(Dataset entries)
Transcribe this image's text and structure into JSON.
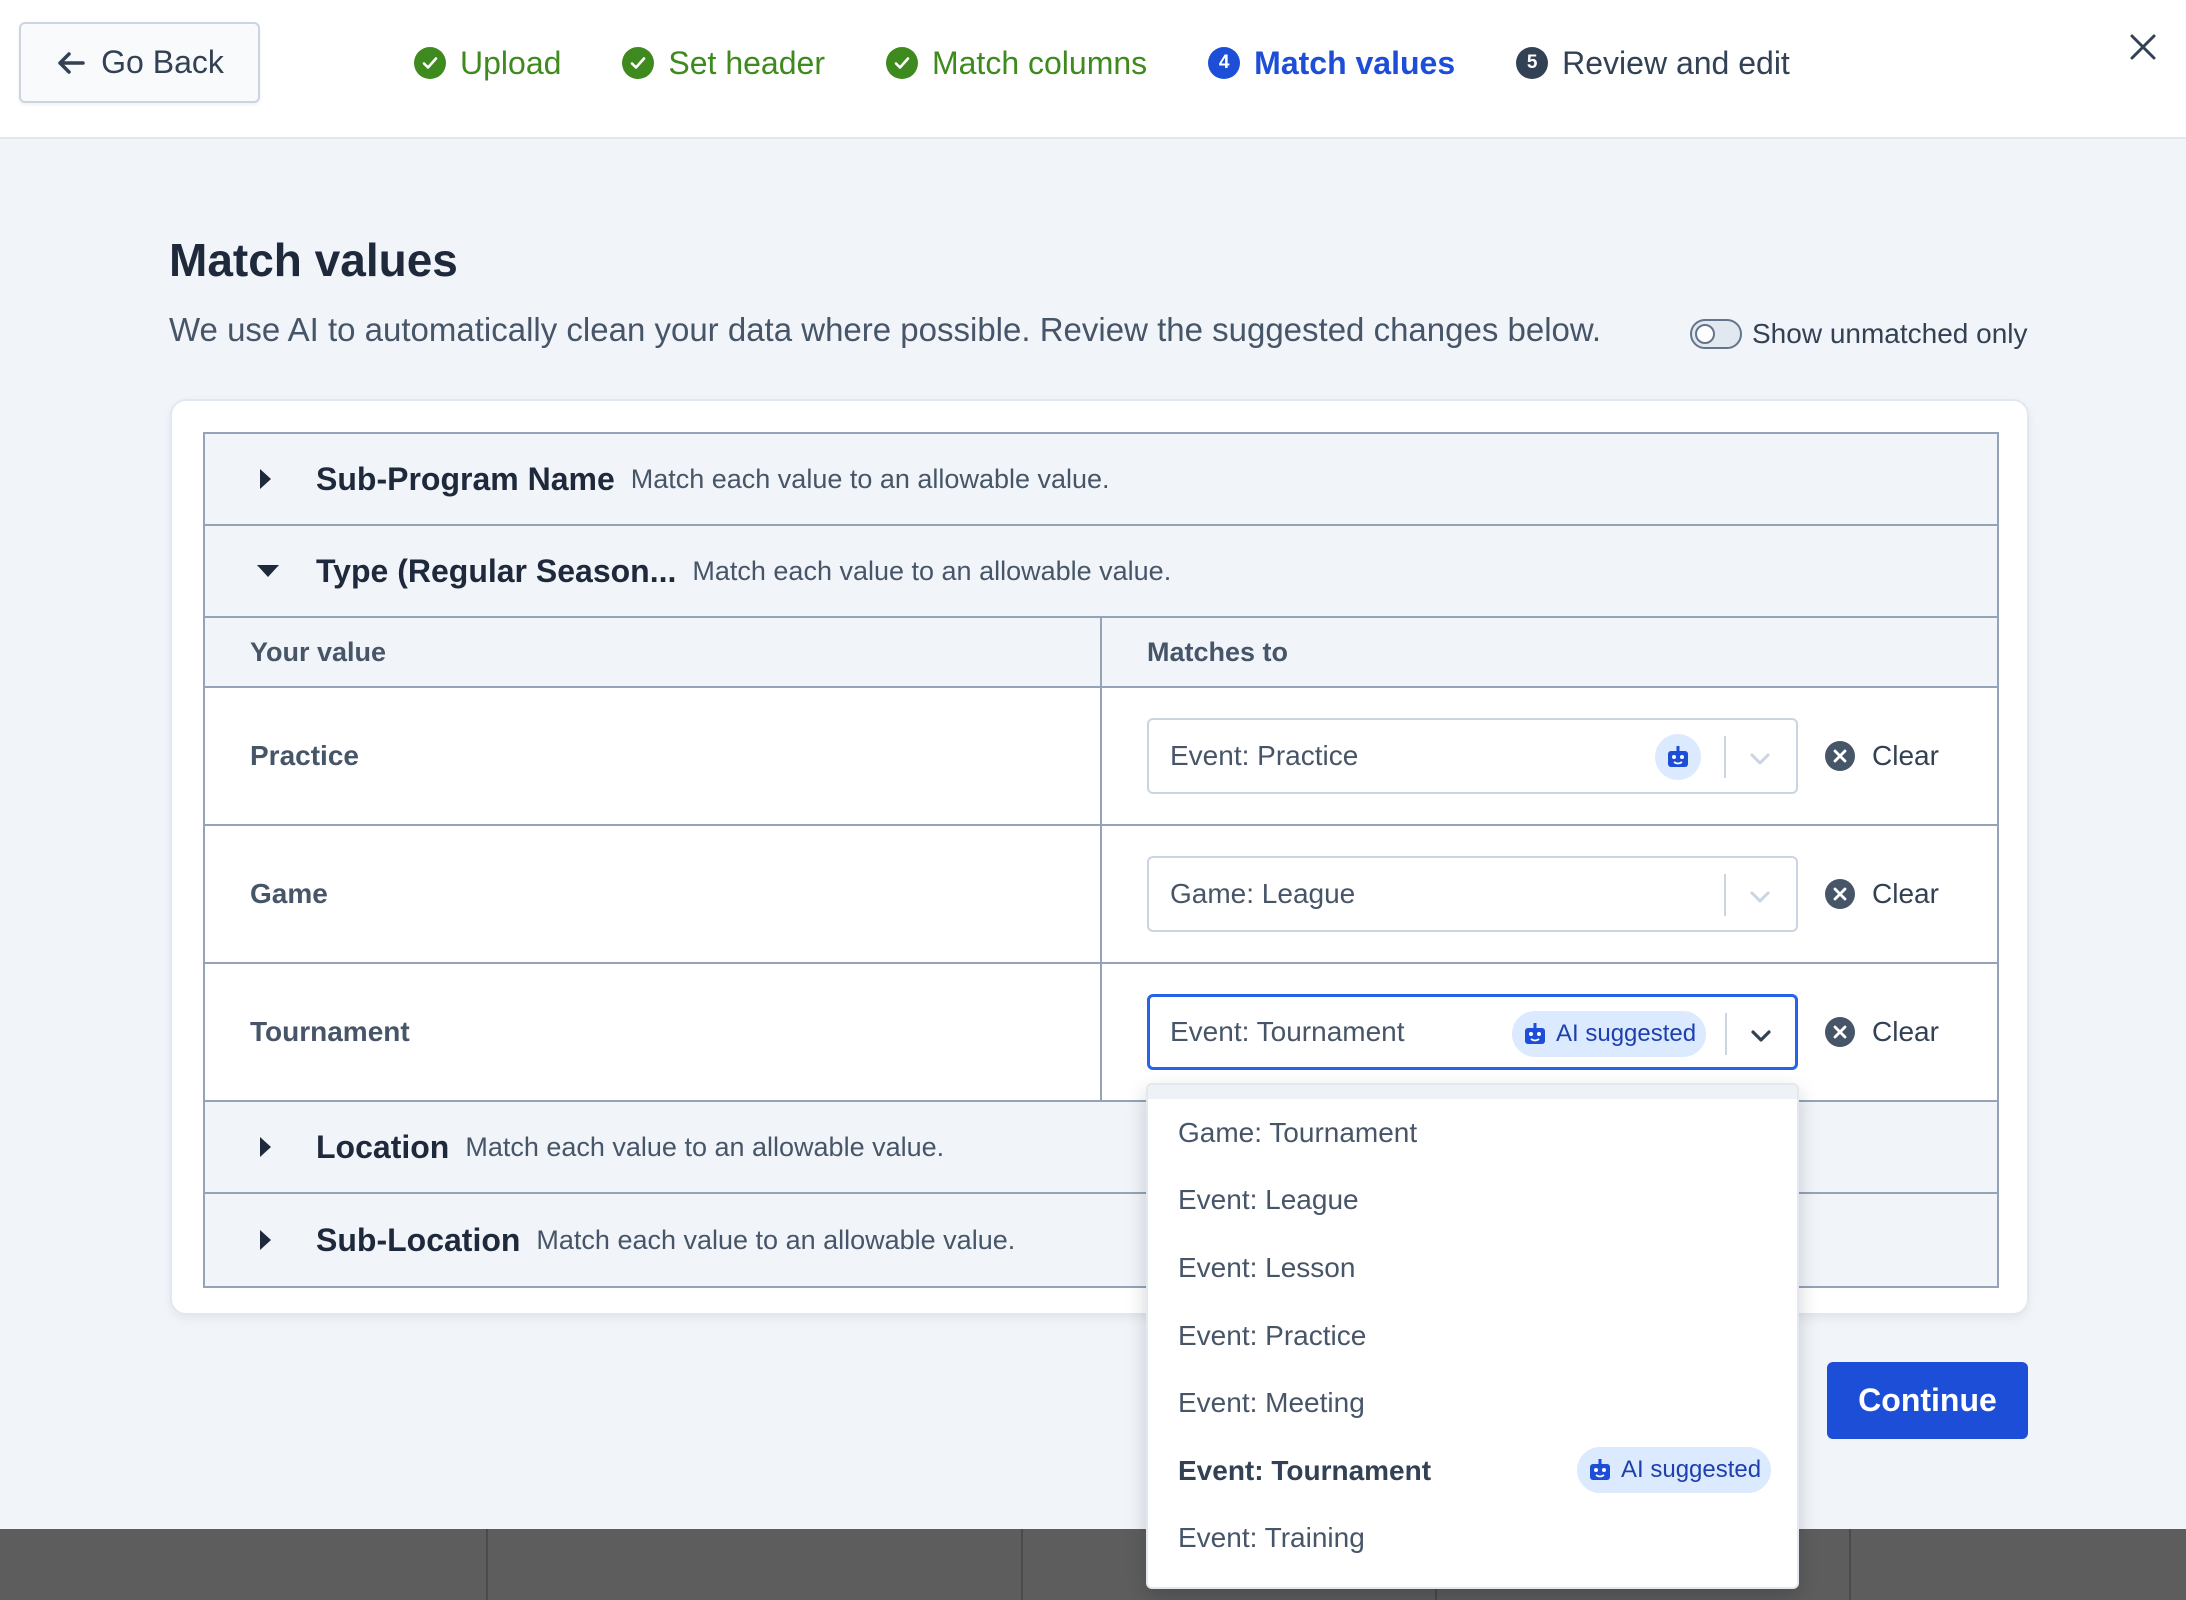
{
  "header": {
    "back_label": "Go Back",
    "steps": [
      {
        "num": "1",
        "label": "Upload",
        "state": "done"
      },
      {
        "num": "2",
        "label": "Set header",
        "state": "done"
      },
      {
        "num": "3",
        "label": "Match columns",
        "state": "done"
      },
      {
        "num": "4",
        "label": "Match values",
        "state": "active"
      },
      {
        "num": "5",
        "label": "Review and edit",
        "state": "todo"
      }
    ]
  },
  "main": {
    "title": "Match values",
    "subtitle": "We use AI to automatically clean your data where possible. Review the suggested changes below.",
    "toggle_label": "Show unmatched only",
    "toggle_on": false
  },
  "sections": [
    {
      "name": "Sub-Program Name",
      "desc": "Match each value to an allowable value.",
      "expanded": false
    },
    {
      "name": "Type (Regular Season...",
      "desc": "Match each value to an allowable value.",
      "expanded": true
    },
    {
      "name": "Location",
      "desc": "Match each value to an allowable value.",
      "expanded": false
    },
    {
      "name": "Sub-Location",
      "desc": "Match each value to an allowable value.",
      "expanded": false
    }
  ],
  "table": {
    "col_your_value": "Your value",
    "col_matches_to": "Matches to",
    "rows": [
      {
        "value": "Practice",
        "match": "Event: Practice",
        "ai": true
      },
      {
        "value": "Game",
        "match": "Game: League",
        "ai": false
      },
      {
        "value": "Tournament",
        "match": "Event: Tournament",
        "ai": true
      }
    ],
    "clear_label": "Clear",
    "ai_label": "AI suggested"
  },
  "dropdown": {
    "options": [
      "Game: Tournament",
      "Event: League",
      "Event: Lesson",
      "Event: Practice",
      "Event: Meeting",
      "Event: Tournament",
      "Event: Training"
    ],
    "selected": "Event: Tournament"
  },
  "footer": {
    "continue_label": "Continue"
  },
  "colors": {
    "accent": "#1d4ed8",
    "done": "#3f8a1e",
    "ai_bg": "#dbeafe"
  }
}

Exercise instructions >> Each line in the records above should be reproduced exactly; images are not copied.

Expected output >>
Transcribe this image's text and structure into JSON.
{
  "header": {
    "back_label": "Go Back",
    "steps": [
      {
        "num": "1",
        "label": "Upload",
        "state": "done"
      },
      {
        "num": "2",
        "label": "Set header",
        "state": "done"
      },
      {
        "num": "3",
        "label": "Match columns",
        "state": "done"
      },
      {
        "num": "4",
        "label": "Match values",
        "state": "active"
      },
      {
        "num": "5",
        "label": "Review and edit",
        "state": "todo"
      }
    ]
  },
  "main": {
    "title": "Match values",
    "subtitle": "We use AI to automatically clean your data where possible. Review the suggested changes below.",
    "toggle_label": "Show unmatched only",
    "toggle_on": false
  },
  "sections": [
    {
      "name": "Sub-Program Name",
      "desc": "Match each value to an allowable value.",
      "expanded": false
    },
    {
      "name": "Type (Regular Season...",
      "desc": "Match each value to an allowable value.",
      "expanded": true
    },
    {
      "name": "Location",
      "desc": "Match each value to an allowable value.",
      "expanded": false
    },
    {
      "name": "Sub-Location",
      "desc": "Match each value to an allowable value.",
      "expanded": false
    }
  ],
  "table": {
    "col_your_value": "Your value",
    "col_matches_to": "Matches to",
    "rows": [
      {
        "value": "Practice",
        "match": "Event: Practice",
        "ai": true
      },
      {
        "value": "Game",
        "match": "Game: League",
        "ai": false
      },
      {
        "value": "Tournament",
        "match": "Event: Tournament",
        "ai": true
      }
    ],
    "clear_label": "Clear",
    "ai_label": "AI suggested"
  },
  "dropdown": {
    "options": [
      "Game: Tournament",
      "Event: League",
      "Event: Lesson",
      "Event: Practice",
      "Event: Meeting",
      "Event: Tournament",
      "Event: Training"
    ],
    "selected": "Event: Tournament"
  },
  "footer": {
    "continue_label": "Continue"
  },
  "colors": {
    "accent": "#1d4ed8",
    "done": "#3f8a1e",
    "ai_bg": "#dbeafe"
  }
}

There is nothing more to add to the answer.